■ DATASET RECORDS ■
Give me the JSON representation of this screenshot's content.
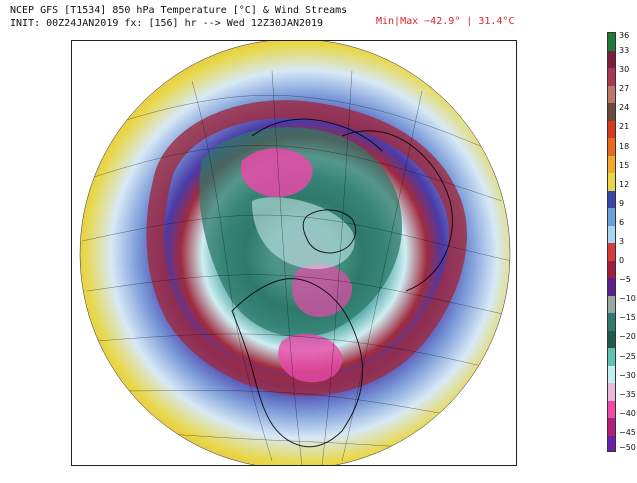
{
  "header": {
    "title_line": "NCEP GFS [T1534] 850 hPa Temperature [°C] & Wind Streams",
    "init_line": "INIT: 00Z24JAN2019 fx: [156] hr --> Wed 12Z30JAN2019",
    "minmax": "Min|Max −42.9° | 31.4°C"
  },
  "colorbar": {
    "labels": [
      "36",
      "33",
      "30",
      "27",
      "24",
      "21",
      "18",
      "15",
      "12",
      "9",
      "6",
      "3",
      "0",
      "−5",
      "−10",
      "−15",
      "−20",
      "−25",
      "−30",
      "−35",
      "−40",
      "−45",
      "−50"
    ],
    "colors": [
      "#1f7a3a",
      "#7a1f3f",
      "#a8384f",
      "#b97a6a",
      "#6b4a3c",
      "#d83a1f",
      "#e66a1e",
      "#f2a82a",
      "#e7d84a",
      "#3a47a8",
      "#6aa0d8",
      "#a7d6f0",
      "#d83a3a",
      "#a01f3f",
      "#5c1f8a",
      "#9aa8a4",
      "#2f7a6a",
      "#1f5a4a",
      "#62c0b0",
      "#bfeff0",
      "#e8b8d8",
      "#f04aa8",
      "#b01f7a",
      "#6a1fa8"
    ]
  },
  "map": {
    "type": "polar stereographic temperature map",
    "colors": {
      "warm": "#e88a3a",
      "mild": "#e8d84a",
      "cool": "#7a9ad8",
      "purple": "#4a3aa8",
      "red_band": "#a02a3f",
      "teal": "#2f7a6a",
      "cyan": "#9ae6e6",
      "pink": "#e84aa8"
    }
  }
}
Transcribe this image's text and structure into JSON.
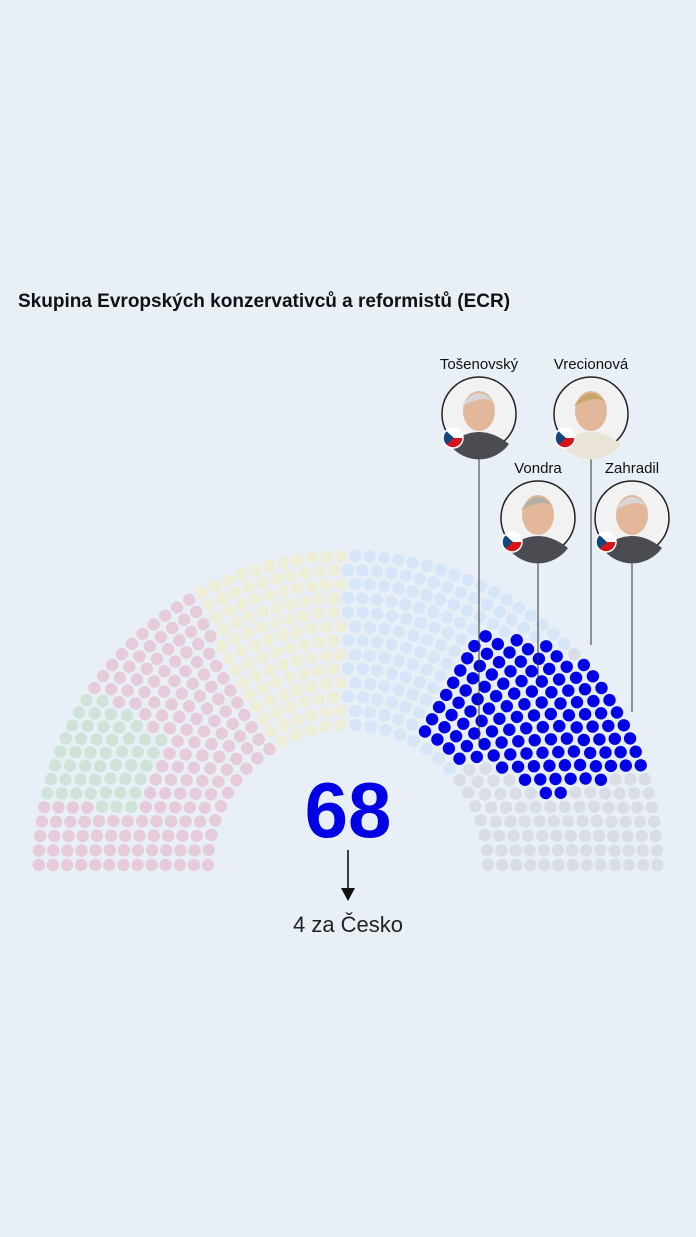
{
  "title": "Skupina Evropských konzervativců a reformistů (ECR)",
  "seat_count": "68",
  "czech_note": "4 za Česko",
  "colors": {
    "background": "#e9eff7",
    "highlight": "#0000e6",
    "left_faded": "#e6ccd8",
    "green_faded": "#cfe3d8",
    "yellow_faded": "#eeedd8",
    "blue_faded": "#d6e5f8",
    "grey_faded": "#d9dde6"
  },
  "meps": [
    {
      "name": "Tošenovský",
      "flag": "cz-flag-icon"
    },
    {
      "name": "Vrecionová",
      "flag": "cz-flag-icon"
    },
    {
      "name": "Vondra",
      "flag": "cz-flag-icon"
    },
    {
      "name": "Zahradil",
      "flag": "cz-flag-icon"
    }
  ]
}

■ TASK BRIEF ■
Transcribe exactly the portion of the material above that runs from the line containing "Transcribe this image's" through its last line, omitting all pictures.

■ FINAL RESULT ■
Transcribe this image's text and structure into JSON.
{
  "title": "Skupina Evropských konzervativců a reformistů (ECR)",
  "seat_count": "68",
  "czech_note": "4 za Česko",
  "colors": {
    "background": "#e9eff7",
    "highlight": "#0000e6",
    "left_faded": "#e6ccd8",
    "green_faded": "#cfe3d8",
    "yellow_faded": "#eeedd8",
    "blue_faded": "#d6e5f8",
    "grey_faded": "#d9dde6"
  },
  "meps": [
    {
      "name": "Tošenovský",
      "flag": "cz-flag-icon"
    },
    {
      "name": "Vrecionová",
      "flag": "cz-flag-icon"
    },
    {
      "name": "Vondra",
      "flag": "cz-flag-icon"
    },
    {
      "name": "Zahradil",
      "flag": "cz-flag-icon"
    }
  ]
}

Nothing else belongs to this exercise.